▶ PROBLEM TO SOLVE
Extract every line that contains the word "Stress".

Stored entries
........

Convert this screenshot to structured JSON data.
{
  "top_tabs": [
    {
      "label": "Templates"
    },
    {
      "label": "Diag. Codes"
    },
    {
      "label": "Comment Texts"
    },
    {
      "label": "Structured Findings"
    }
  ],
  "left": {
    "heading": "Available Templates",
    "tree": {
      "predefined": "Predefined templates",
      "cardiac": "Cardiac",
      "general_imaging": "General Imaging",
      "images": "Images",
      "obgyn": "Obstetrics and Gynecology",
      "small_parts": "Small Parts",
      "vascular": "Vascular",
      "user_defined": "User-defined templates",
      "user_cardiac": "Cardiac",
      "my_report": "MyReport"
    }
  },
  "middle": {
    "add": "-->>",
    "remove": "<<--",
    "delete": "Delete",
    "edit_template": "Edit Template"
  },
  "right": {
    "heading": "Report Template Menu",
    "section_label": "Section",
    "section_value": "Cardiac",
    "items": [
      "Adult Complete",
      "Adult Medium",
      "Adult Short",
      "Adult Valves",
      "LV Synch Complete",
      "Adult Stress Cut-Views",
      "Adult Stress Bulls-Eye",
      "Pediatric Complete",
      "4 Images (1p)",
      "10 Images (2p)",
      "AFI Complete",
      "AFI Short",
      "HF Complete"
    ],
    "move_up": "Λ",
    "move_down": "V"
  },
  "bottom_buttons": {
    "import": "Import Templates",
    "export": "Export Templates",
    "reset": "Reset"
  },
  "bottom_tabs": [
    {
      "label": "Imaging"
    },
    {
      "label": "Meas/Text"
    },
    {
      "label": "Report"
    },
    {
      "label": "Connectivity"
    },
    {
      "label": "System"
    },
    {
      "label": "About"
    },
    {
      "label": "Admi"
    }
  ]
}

........

▶ EXERCISE SOLUTION
      "Adult Stress Cut-Views",
      "Adult Stress Bulls-Eye",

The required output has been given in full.